* BEGIN GIVEN DATA *

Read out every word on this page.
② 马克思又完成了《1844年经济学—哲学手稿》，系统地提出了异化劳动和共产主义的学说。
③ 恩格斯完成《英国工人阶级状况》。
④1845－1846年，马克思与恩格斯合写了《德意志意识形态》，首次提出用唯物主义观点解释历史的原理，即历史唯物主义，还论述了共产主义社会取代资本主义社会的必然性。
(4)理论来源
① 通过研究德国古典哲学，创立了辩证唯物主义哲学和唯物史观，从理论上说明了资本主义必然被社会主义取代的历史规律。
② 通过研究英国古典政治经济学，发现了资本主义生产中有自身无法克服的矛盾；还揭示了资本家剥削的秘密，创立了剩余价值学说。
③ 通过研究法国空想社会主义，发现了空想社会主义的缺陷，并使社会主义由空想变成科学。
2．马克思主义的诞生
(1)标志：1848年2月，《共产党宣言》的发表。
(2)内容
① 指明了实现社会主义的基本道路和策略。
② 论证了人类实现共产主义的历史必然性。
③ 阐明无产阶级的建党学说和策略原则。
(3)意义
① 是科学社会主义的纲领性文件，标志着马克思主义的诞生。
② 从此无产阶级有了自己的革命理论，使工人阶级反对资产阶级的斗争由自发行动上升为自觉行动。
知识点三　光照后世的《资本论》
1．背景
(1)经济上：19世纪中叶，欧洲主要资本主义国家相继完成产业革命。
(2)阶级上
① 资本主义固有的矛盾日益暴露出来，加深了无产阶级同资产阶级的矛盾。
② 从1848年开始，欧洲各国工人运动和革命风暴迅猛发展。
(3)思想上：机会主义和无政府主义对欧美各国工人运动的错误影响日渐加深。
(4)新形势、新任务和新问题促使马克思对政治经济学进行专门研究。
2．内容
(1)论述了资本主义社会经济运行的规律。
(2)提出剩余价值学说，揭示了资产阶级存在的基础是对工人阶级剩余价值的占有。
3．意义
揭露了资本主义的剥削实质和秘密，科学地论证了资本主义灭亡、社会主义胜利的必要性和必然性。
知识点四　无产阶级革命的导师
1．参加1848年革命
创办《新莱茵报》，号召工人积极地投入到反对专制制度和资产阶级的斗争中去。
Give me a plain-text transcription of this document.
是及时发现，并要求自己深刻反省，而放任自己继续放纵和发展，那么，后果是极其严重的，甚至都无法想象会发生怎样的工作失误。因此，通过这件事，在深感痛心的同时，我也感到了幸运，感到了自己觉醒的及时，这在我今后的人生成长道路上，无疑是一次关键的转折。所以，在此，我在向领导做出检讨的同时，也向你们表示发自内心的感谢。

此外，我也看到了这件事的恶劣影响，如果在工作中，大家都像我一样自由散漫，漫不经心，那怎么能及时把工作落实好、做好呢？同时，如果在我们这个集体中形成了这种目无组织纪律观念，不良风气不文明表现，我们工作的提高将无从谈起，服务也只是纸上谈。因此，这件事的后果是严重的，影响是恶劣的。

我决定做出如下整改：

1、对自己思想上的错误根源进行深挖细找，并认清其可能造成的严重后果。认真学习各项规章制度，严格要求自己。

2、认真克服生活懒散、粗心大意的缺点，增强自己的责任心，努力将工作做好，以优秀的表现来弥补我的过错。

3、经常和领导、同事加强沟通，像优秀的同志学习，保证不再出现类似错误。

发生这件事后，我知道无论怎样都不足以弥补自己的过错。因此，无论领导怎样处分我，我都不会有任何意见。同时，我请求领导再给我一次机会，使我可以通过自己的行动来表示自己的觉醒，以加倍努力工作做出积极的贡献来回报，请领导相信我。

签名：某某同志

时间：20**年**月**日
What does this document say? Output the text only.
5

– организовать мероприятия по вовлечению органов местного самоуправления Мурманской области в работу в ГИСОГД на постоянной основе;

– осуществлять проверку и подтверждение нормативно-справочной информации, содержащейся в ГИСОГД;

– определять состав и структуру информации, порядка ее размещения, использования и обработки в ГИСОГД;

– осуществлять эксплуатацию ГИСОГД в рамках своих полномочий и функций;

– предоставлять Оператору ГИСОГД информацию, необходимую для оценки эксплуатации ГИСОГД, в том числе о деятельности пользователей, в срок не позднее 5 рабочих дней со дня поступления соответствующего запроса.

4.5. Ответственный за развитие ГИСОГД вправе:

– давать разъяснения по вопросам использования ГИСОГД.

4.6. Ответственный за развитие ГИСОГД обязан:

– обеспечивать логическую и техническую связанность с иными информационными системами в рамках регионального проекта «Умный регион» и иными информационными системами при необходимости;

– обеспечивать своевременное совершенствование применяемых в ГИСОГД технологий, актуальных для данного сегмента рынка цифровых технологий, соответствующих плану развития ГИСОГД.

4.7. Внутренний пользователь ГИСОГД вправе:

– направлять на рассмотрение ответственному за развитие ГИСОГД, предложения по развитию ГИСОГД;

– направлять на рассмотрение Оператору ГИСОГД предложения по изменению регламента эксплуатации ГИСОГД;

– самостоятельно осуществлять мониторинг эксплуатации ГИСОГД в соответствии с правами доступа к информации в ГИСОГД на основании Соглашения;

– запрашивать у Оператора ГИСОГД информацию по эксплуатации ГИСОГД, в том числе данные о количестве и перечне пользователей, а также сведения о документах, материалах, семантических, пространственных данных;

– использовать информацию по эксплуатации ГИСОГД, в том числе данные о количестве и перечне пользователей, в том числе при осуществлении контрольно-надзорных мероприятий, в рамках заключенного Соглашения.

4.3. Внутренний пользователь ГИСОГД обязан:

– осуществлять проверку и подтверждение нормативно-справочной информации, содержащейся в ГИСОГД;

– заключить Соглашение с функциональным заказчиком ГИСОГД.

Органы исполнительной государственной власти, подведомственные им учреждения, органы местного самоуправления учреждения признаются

* END GIVEN DATA *

## SET EXERCISE
In the entries above, locate every line with the word "местного" and copy it.

## CORRECT RESULT
– организовать мероприятия по вовлечению органов местного самоуправления Мурманской области в работу в ГИСОГД на постоянной основе;
Органы исполнительной государственной власти, подведомственные им учреждения, органы местного самоуправления учреждения признаются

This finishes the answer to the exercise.